__WRITTEN PROBLEM__. Every line below is to be copied exactly, with the pictures left out.

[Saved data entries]
-------
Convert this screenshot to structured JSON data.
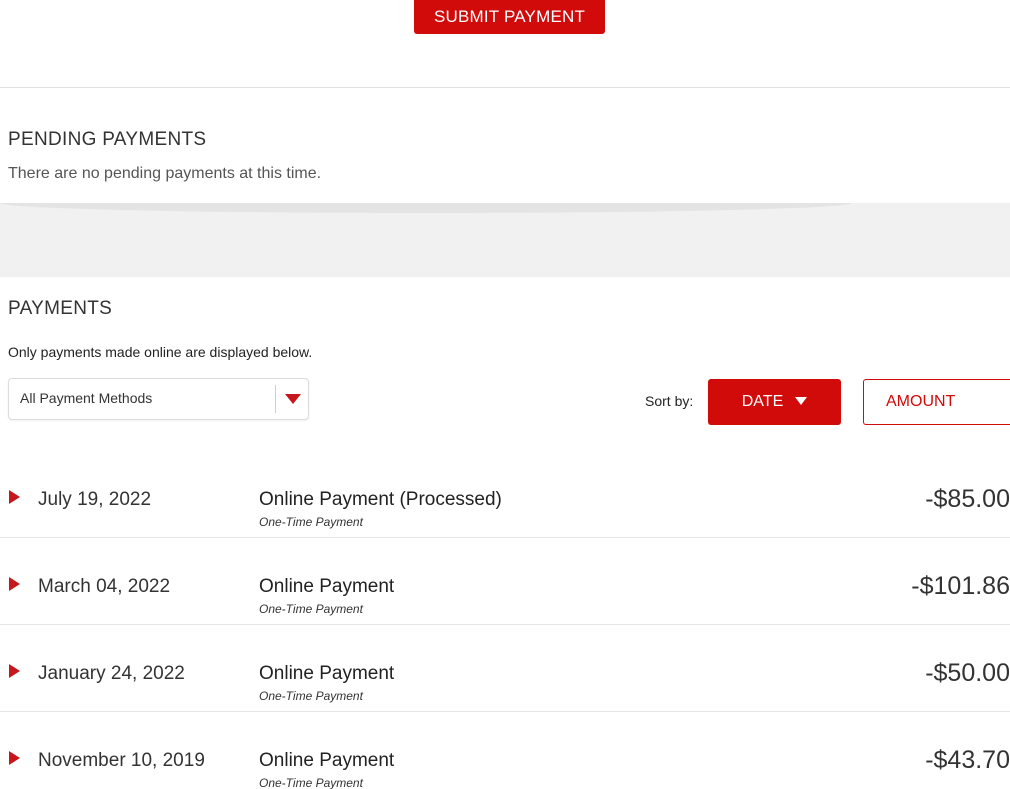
{
  "header": {
    "submit_label": "SUBMIT PAYMENT"
  },
  "pending": {
    "title": "PENDING PAYMENTS",
    "message": "There are no pending payments at this time."
  },
  "payments": {
    "title": "PAYMENTS",
    "note": "Only payments made online are displayed below.",
    "filter": {
      "selected": "All Payment Methods",
      "icon": "chevron-down-icon"
    },
    "sort": {
      "label": "Sort by:",
      "date_label": "DATE",
      "amount_label": "AMOUNT",
      "active": "DATE"
    },
    "rows": [
      {
        "date": "July 19, 2022",
        "description": "Online Payment (Processed)",
        "type": "One-Time Payment",
        "amount": "-$85.00"
      },
      {
        "date": "March 04, 2022",
        "description": "Online Payment",
        "type": "One-Time Payment",
        "amount": "-$101.86"
      },
      {
        "date": "January 24, 2022",
        "description": "Online Payment",
        "type": "One-Time Payment",
        "amount": "-$50.00"
      },
      {
        "date": "November 10, 2019",
        "description": "Online Payment",
        "type": "One-Time Payment",
        "amount": "-$43.70"
      }
    ]
  },
  "colors": {
    "accent": "#d10a0a",
    "arrow": "#c8161d",
    "band": "#f1f1f1"
  }
}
-------
__COMPLETE ANSWER__.
Convert this screenshot to structured JSON data.
{
  "header": {
    "submit_label": "SUBMIT PAYMENT"
  },
  "pending": {
    "title": "PENDING PAYMENTS",
    "message": "There are no pending payments at this time."
  },
  "payments": {
    "title": "PAYMENTS",
    "note": "Only payments made online are displayed below.",
    "filter": {
      "selected": "All Payment Methods",
      "icon": "chevron-down-icon"
    },
    "sort": {
      "label": "Sort by:",
      "date_label": "DATE",
      "amount_label": "AMOUNT",
      "active": "DATE"
    },
    "rows": [
      {
        "date": "July 19, 2022",
        "description": "Online Payment (Processed)",
        "type": "One-Time Payment",
        "amount": "-$85.00"
      },
      {
        "date": "March 04, 2022",
        "description": "Online Payment",
        "type": "One-Time Payment",
        "amount": "-$101.86"
      },
      {
        "date": "January 24, 2022",
        "description": "Online Payment",
        "type": "One-Time Payment",
        "amount": "-$50.00"
      },
      {
        "date": "November 10, 2019",
        "description": "Online Payment",
        "type": "One-Time Payment",
        "amount": "-$43.70"
      }
    ]
  },
  "colors": {
    "accent": "#d10a0a",
    "arrow": "#c8161d",
    "band": "#f1f1f1"
  }
}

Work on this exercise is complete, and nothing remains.